**WHAT THE TASK ASKS:**
Return the listing exactly as it appears, but strip out the images.

---- RECORDS PROVIDED

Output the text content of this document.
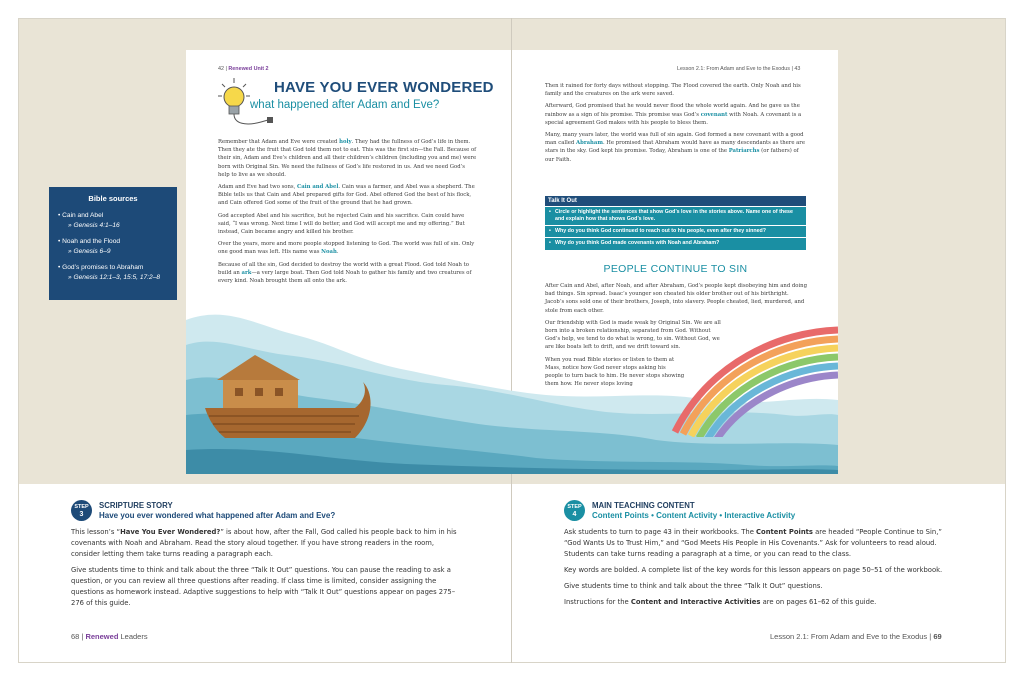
42 | Renewed Unit 2
HAVE YOU EVER WONDERED
what happened after Adam and Eve?

Remember that Adam and Eve were created holy. They had the fullness of God’s life in them. Then they ate the fruit that God told them not to eat. This was the first sin—the Fall. Because of their sin, Adam and Eve’s children and all their children’s children (including you and me) were born with Original Sin. We need the fullness of God’s life restored in us. And we need God’s help to live as we should.

Adam and Eve had two sons, Cain and Abel. Cain was a farmer, and Abel was a shepherd. The Bible tells us that Cain and Abel prepared gifts for God. Abel offered God the best of his flock, and Cain offered God some of the fruit of the ground that he had grown.

God accepted Abel and his sacrifice, but he rejected Cain and his sacrifice. Cain could have said, “I was wrong. Next time I will do better, and God will accept me and my offering.” But instead, Cain became angry and killed his brother.

Over the years, more and more people stopped listening to God. The world was full of sin. Only one good man was left. His name was Noah.

Because of all the sin, God decided to destroy the world with a great Flood. God told Noah to build an ark—a very large boat. Then God told Noah to gather his family and two creatures of every kind. Noah brought them all onto the ark.

Lesson 2.1: From Adam and Eve to the Exodus | 43

Then it rained for forty days without stopping. The Flood covered the earth. Only Noah and his family and the creatures on the ark were saved.

Afterward, God promised that he would never flood the whole world again. And he gave us the rainbow as a sign of his promise. This promise was God’s covenant with Noah. A covenant is a special agreement God makes with his people to bless them.

Many, many years later, the world was full of sin again. God formed a new covenant with a good man called Abraham. He promised that Abraham would have as many descendants as there are stars in the sky. God kept his promise. Today, Abraham is one of the Patriarchs (or fathers) of our Faith.

Talk It Out
• Circle or highlight the sentences that show God’s love in the stories above. Name one of these and explain how that shows God’s love.
• Why do you think God continued to reach out to his people, even after they sinned?
• Why do you think God made covenants with Noah and Abraham?
PEOPLE CONTINUE TO SIN

After Cain and Abel, after Noah, and after Abraham, God’s people kept disobeying him and doing bad things. Sin spread. Isaac’s younger son cheated his older brother out of his birthright. Jacob’s sons sold one of their brothers, Joseph, into slavery. People cheated, lied, murdered, and stole from each other.

Our friendship with God is made weak by Original Sin. We are all born into a broken relationship, separated from God. Without God’s help, we tend to do what is wrong, to sin. Without God, we are like boats left to drift, and we drift toward sin.

When you read Bible stories or listen to them at Mass, notice how God never stops asking his people to turn back to him. He never stops showing them how. He never stops loving

Bible sources
• Cain and Abel
» Genesis 4:1–16
• Noah and the Flood
» Genesis 6–9
• God’s promises to Abraham
» Genesis 12:1–3, 15:5, 17:2–8
STEP
3
SCRIPTURE STORY
Have you ever wondered what happened after Adam and Eve?

This lesson’s “Have You Ever Wondered?” is about how, after the Fall, God called his people back to him in his covenants with Noah and Abraham. Read the story aloud together. If you have strong readers in the room, consider letting them take turns reading a paragraph each.

Give students time to think and talk about the three “Talk It Out” questions. You can pause the reading to ask a question, or you can review all three questions after reading. If class time is limited, consider assigning the questions as homework instead. Adaptive suggestions to help with “Talk It Out” questions appear on pages 275–276 of this guide.

STEP
4
MAIN TEACHING CONTENT
Content Points • Content Activity • Interactive Activity

Ask students to turn to page 43 in their workbooks. The Content Points are headed “People Continue to Sin,” “God Wants Us to Trust Him,” and “God Meets His People in His Covenants.” Ask for volunteers to read aloud. Students can take turns reading a paragraph at a time, or you can read to the class.

Key words are bolded. A complete list of the key words for this lesson appears on page 50–51 of the workbook.

Give students time to think and talk about the three “Talk It Out” questions.

Instructions for the Content and Interactive Activities are on pages 61–62 of this guide.

68 | Renewed Leaders	Lesson 2.1: From Adam and Eve to the Exodus | 69
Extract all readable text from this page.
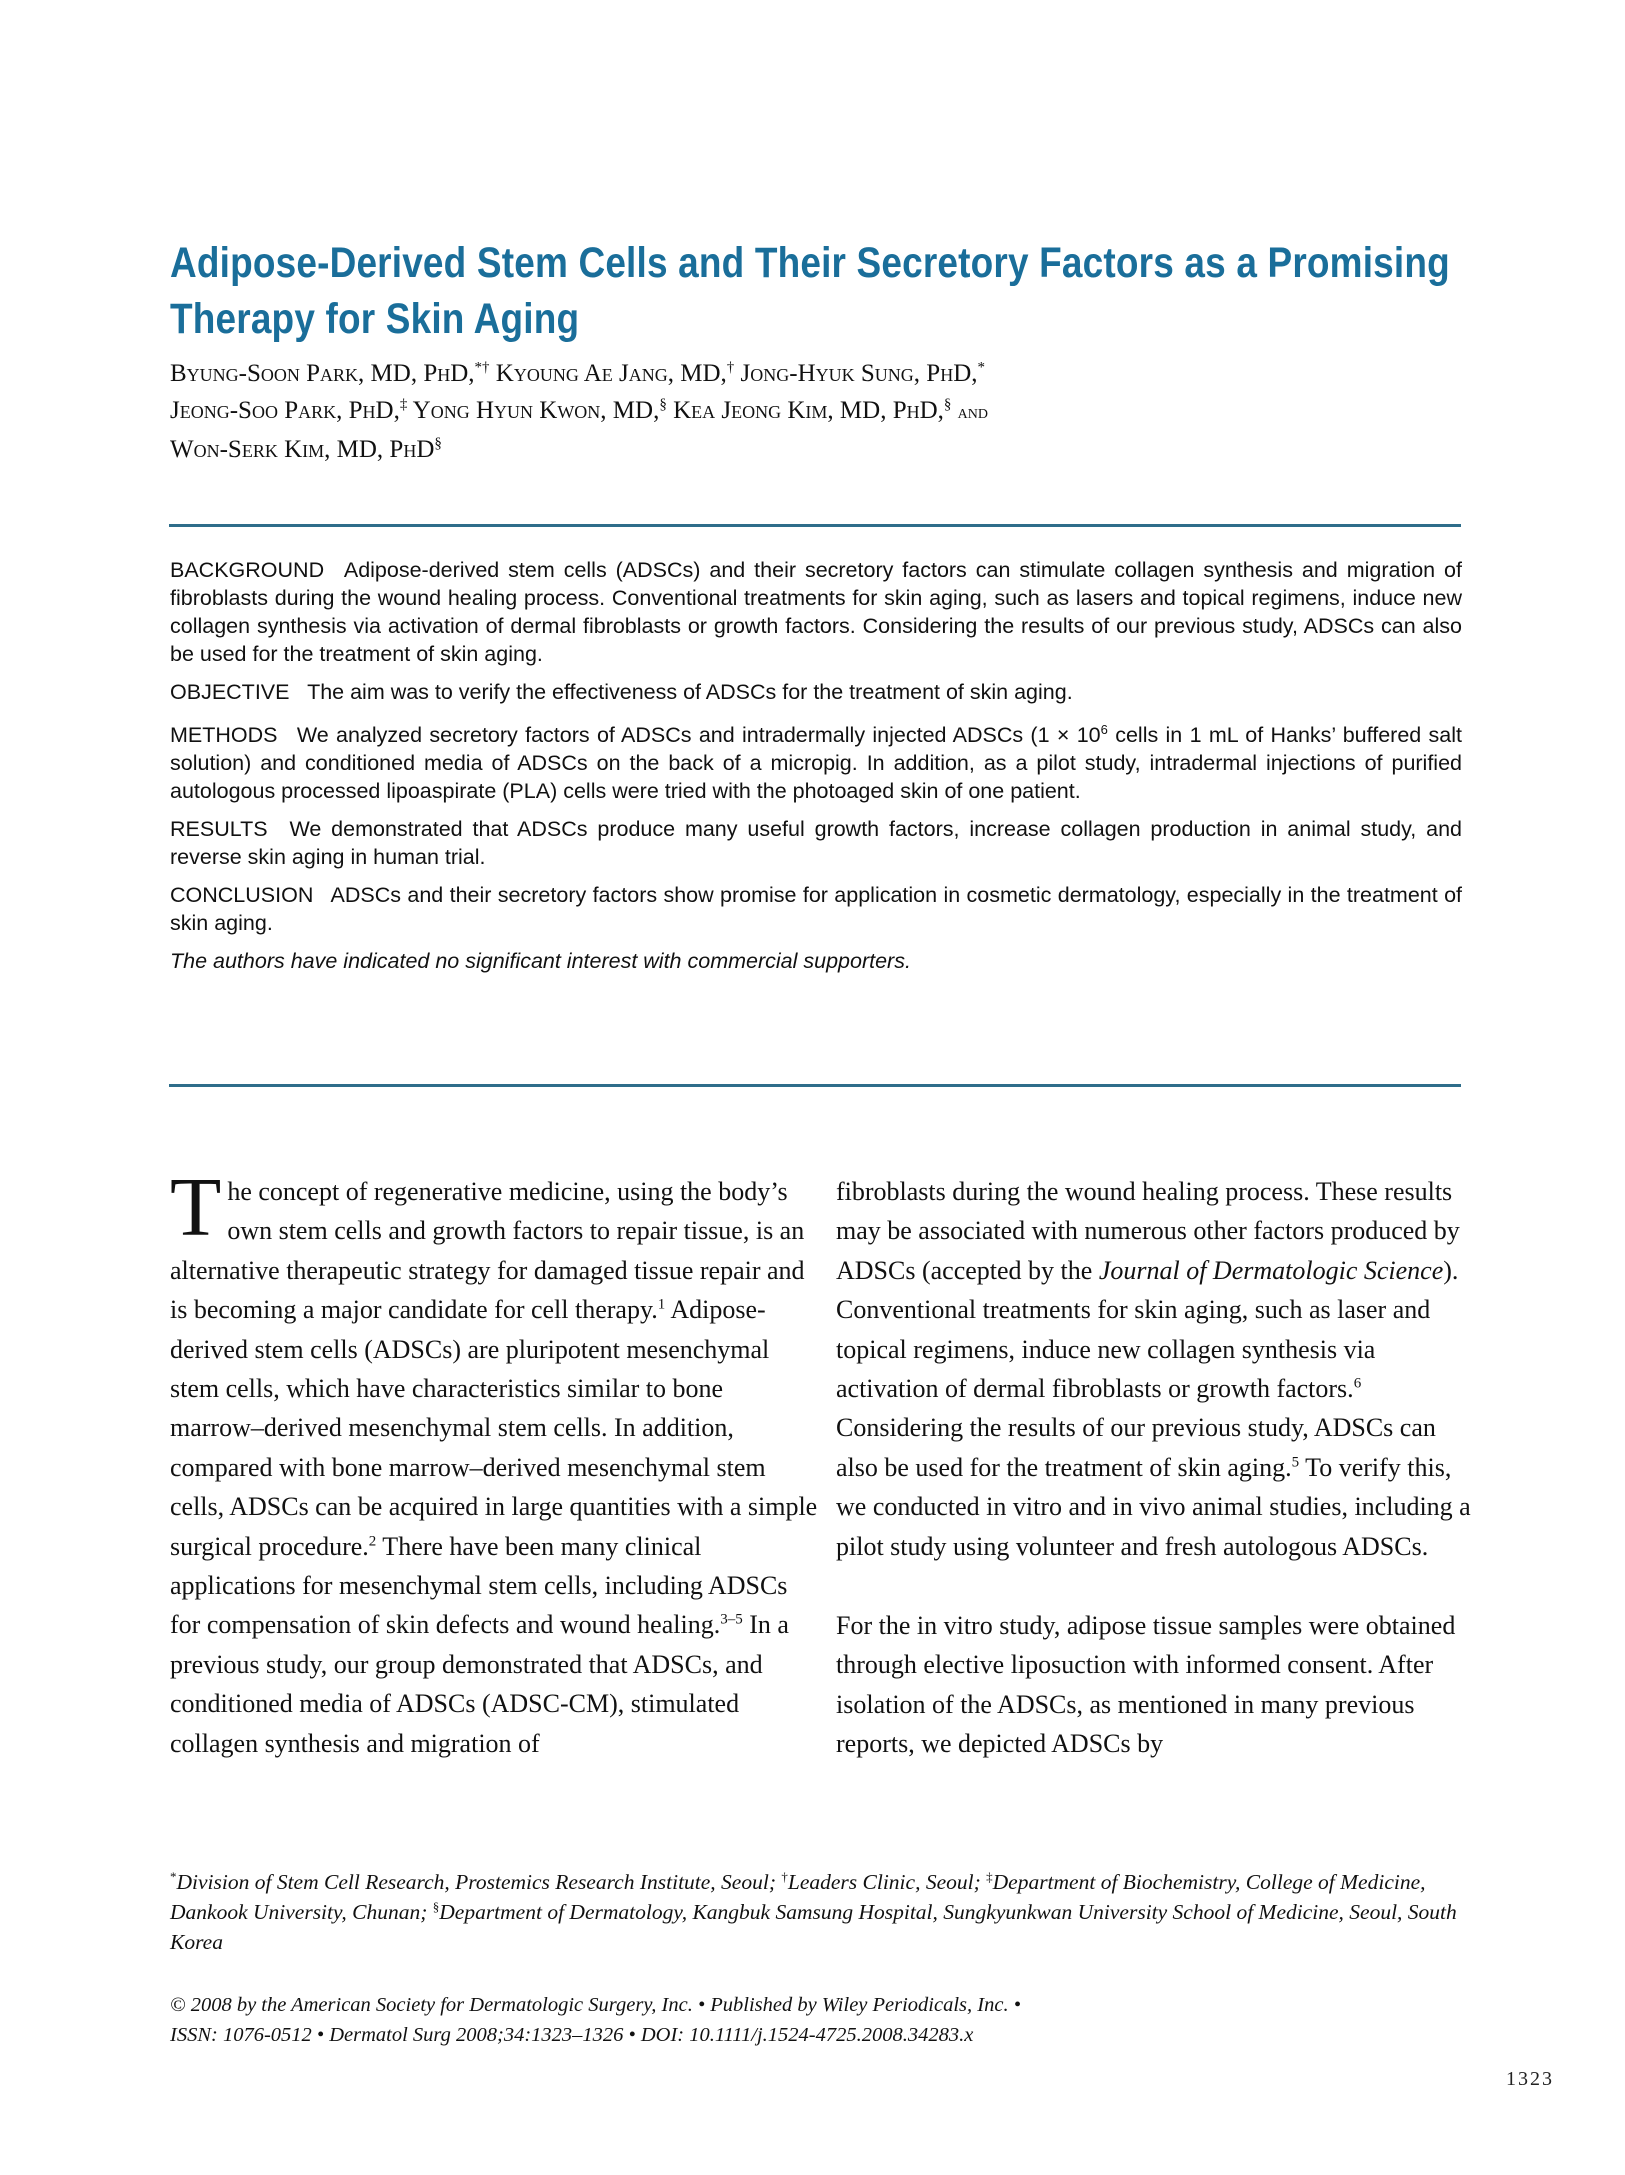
Adipose-Derived Stem Cells and Their Secretory Factors as a Promising Therapy for Skin Aging
Byung-Soon Park, MD, PhD,*† Kyoung Ae Jang, MD,† Jong-Hyuk Sung, PhD,*
Jeong-Soo Park, PhD,‡ Yong Hyun Kwon, MD,§ Kea Jeong Kim, MD, PhD,§ and
Won-Serk Kim, MD, PhD§

BACKGROUND Adipose-derived stem cells (ADSCs) and their secretory factors can stimulate collagen synthesis and migration of fibroblasts during the wound healing process. Conventional treatments for skin aging, such as lasers and topical regimens, induce new collagen synthesis via activation of dermal fibroblasts or growth factors. Considering the results of our previous study, ADSCs can also be used for the treatment of skin aging.

OBJECTIVE The aim was to verify the effectiveness of ADSCs for the treatment of skin aging.

METHODS We analyzed secretory factors of ADSCs and intradermally injected ADSCs ($1 \times 10^6$ cells in 1 mL of Hanks’ buffered salt solution) and conditioned media of ADSCs on the back of a micropig. In addition, as a pilot study, intradermal injections of purified autologous processed lipoaspirate (PLA) cells were tried with the photoaged skin of one patient.

RESULTS We demonstrated that ADSCs produce many useful growth factors, increase collagen production in animal study, and reverse skin aging in human trial.

CONCLUSION ADSCs and their secretory factors show promise for application in cosmetic dermatology, especially in the treatment of skin aging.

The authors have indicated no significant interest with commercial supporters.

The concept of regenerative medicine, using the body’s own stem cells and growth factors to repair tissue, is an alternative therapeutic strategy for damaged tissue repair and is becoming a major candidate for cell therapy.$^1$ Adipose-derived stem cells (ADSCs) are pluripotent mesenchymal stem cells, which have characteristics similar to bone marrow–derived mesenchymal stem cells. In addition, compared with bone marrow–derived mesenchymal stem cells, ADSCs can be acquired in large quantities with a simple surgical procedure.$^2$ There have been many clinical applications for mesenchymal stem cells, including ADSCs for compensation of skin defects and wound healing.$^{3-5}$ In a previous study, our group demonstrated that ADSCs, and conditioned media of ADSCs (ADSC-CM), stimulated collagen synthesis and migration of

fibroblasts during the wound healing process. These results may be associated with numerous other factors produced by ADSCs (accepted by the Journal of Dermatologic Science). Conventional treatments for skin aging, such as laser and topical regimens, induce new collagen synthesis via activation of dermal fibroblasts or growth factors.$^6$ Considering the results of our previous study, ADSCs can also be used for the treatment of skin aging.$^5$ To verify this, we conducted in vitro and in vivo animal studies, including a pilot study using volunteer and fresh autologous ADSCs.

For the in vitro study, adipose tissue samples were obtained through elective liposuction with informed consent. After isolation of the ADSCs, as mentioned in many previous reports, we depicted ADSCs by

*Division of Stem Cell Research, Prostemics Research Institute, Seoul; †Leaders Clinic, Seoul; ‡Department of Biochemistry, College of Medicine, Dankook University, Chunan; §Department of Dermatology, Kangbuk Samsung Hospital, Sungkyunkwan University School of Medicine, Seoul, South Korea
© 2008 by the American Society for Dermatologic Surgery, Inc. • Published by Wiley Periodicals, Inc. •
ISSN: 1076-0512 • Dermatol Surg 2008;34:1323–1326 • DOI: 10.1111/j.1524-4725.2008.34283.x
1323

--------

**SOLUTION FOR THIS PROBLEM:**
Output the text content of this document.
42 | Renewed Unit 2
HAVE YOU EVER WONDERED
what happened after Adam and Eve?

Remember that Adam and Eve were created holy. They had the fullness of God’s life in them. Then they ate the fruit that God told them not to eat. This was the first sin—the Fall. Because of their sin, Adam and Eve’s children and all their children’s children (including you and me) were born with Original Sin. We need the fullness of God’s life restored in us. And we need God’s help to live as we should.

Adam and Eve had two sons, Cain and Abel. Cain was a farmer, and Abel was a shepherd. The Bible tells us that Cain and Abel prepared gifts for God. Abel offered God the best of his flock, and Cain offered God some of the fruit of the ground that he had grown.

God accepted Abel and his sacrifice, but he rejected Cain and his sacrifice. Cain could have said, “I was wrong. Next time I will do better, and God will accept me and my offering.” But instead, Cain became angry and killed his brother.

Over the years, more and more people stopped listening to God. The world was full of sin. Only one good man was left. His name was Noah.

Because of all the sin, God decided to destroy the world with a great Flood. God told Noah to build an ark—a very large boat. Then God told Noah to gather his family and two creatures of every kind. Noah brought them all onto the ark.

Lesson 2.1: From Adam and Eve to the Exodus | 43

Then it rained for forty days without stopping. The Flood covered the earth. Only Noah and his family and the creatures on the ark were saved.

Afterward, God promised that he would never flood the whole world again. And he gave us the rainbow as a sign of his promise. This promise was God’s covenant with Noah. A covenant is a special agreement God makes with his people to bless them.

Many, many years later, the world was full of sin again. God formed a new covenant with a good man called Abraham. He promised that Abraham would have as many descendants as there are stars in the sky. God kept his promise. Today, Abraham is one of the Patriarchs (or fathers) of our Faith.

Talk It Out
• Circle or highlight the sentences that show God’s love in the stories above. Name one of these and explain how that shows God’s love.
• Why do you think God continued to reach out to his people, even after they sinned?
• Why do you think God made covenants with Noah and Abraham?
PEOPLE CONTINUE TO SIN

After Cain and Abel, after Noah, and after Abraham, God’s people kept disobeying him and doing bad things. Sin spread. Isaac’s younger son cheated his older brother out of his birthright. Jacob’s sons sold one of their brothers, Joseph, into slavery. People cheated, lied, murdered, and stole from each other.

Our friendship with God is made weak by Original Sin. We are all born into a broken relationship, separated from God. Without God’s help, we tend to do what is wrong, to sin. Without God, we are like boats left to drift, and we drift toward sin.

When you read Bible stories or listen to them at Mass, notice how God never stops asking his people to turn back to him. He never stops showing them how. He never stops loving

Bible sources
• Cain and Abel
» Genesis 4:1–16
• Noah and the Flood
» Genesis 6–9
• God’s promises to Abraham
» Genesis 12:1–3, 15:5, 17:2–8
STEP
3
SCRIPTURE STORY
Have you ever wondered what happened after Adam and Eve?

This lesson’s “Have You Ever Wondered?” is about how, after the Fall, God called his people back to him in his covenants with Noah and Abraham. Read the story aloud together. If you have strong readers in the room, consider letting them take turns reading a paragraph each.

Give students time to think and talk about the three “Talk It Out” questions. You can pause the reading to ask a question, or you can review all three questions after reading. If class time is limited, consider assigning the questions as homework instead. Adaptive suggestions to help with “Talk It Out” questions appear on pages 275–276 of this guide.

STEP
4
MAIN TEACHING CONTENT
Content Points • Content Activity • Interactive Activity

Ask students to turn to page 43 in their workbooks. The Content Points are headed “People Continue to Sin,” “God Wants Us to Trust Him,” and “God Meets His People in His Covenants.” Ask for volunteers to read aloud. Students can take turns reading a paragraph at a time, or you can read to the class.

Key words are bolded. A complete list of the key words for this lesson appears on page 50–51 of the workbook.

Give students time to think and talk about the three “Talk It Out” questions.

Instructions for the Content and Interactive Activities are on pages 61–62 of this guide.

68 | Renewed Leaders	Lesson 2.1: From Adam and Eve to the Exodus | 69
Extract all readable text from this page.
Adipose-Derived Stem Cells and Their Secretory Factors as a Promising Therapy for Skin Aging
Byung-Soon Park, MD, PhD,*† Kyoung Ae Jang, MD,† Jong-Hyuk Sung, PhD,*
Jeong-Soo Park, PhD,‡ Yong Hyun Kwon, MD,§ Kea Jeong Kim, MD, PhD,§ and
Won-Serk Kim, MD, PhD§

BACKGROUND Adipose-derived stem cells (ADSCs) and their secretory factors can stimulate collagen synthesis and migration of fibroblasts during the wound healing process. Conventional treatments for skin aging, such as lasers and topical regimens, induce new collagen synthesis via activation of dermal fibroblasts or growth factors. Considering the results of our previous study, ADSCs can also be used for the treatment of skin aging.

OBJECTIVE The aim was to verify the effectiveness of ADSCs for the treatment of skin aging.

METHODS We analyzed secretory factors of ADSCs and intradermally injected ADSCs ($1 \times 10^6$ cells in 1 mL of Hanks’ buffered salt solution) and conditioned media of ADSCs on the back of a micropig. In addition, as a pilot study, intradermal injections of purified autologous processed lipoaspirate (PLA) cells were tried with the photoaged skin of one patient.

RESULTS We demonstrated that ADSCs produce many useful growth factors, increase collagen production in animal study, and reverse skin aging in human trial.

CONCLUSION ADSCs and their secretory factors show promise for application in cosmetic dermatology, especially in the treatment of skin aging.

The authors have indicated no significant interest with commercial supporters.

The concept of regenerative medicine, using the body’s own stem cells and growth factors to repair tissue, is an alternative therapeutic strategy for damaged tissue repair and is becoming a major candidate for cell therapy.$^1$ Adipose-derived stem cells (ADSCs) are pluripotent mesenchymal stem cells, which have characteristics similar to bone marrow–derived mesenchymal stem cells. In addition, compared with bone marrow–derived mesenchymal stem cells, ADSCs can be acquired in large quantities with a simple surgical procedure.$^2$ There have been many clinical applications for mesenchymal stem cells, including ADSCs for compensation of skin defects and wound healing.$^{3-5}$ In a previous study, our group demonstrated that ADSCs, and conditioned media of ADSCs (ADSC-CM), stimulated collagen synthesis and migration of

fibroblasts during the wound healing process. These results may be associated with numerous other factors produced by ADSCs (accepted by the Journal of Dermatologic Science). Conventional treatments for skin aging, such as laser and topical regimens, induce new collagen synthesis via activation of dermal fibroblasts or growth factors.$^6$ Considering the results of our previous study, ADSCs can also be used for the treatment of skin aging.$^5$ To verify this, we conducted in vitro and in vivo animal studies, including a pilot study using volunteer and fresh autologous ADSCs.

For the in vitro study, adipose tissue samples were obtained through elective liposuction with informed consent. After isolation of the ADSCs, as mentioned in many previous reports, we depicted ADSCs by

*Division of Stem Cell Research, Prostemics Research Institute, Seoul; †Leaders Clinic, Seoul; ‡Department of Biochemistry, College of Medicine, Dankook University, Chunan; §Department of Dermatology, Kangbuk Samsung Hospital, Sungkyunkwan University School of Medicine, Seoul, South Korea
© 2008 by the American Society for Dermatologic Surgery, Inc. • Published by Wiley Periodicals, Inc. •
ISSN: 1076-0512 • Dermatol Surg 2008;34:1323–1326 • DOI: 10.1111/j.1524-4725.2008.34283.x
1323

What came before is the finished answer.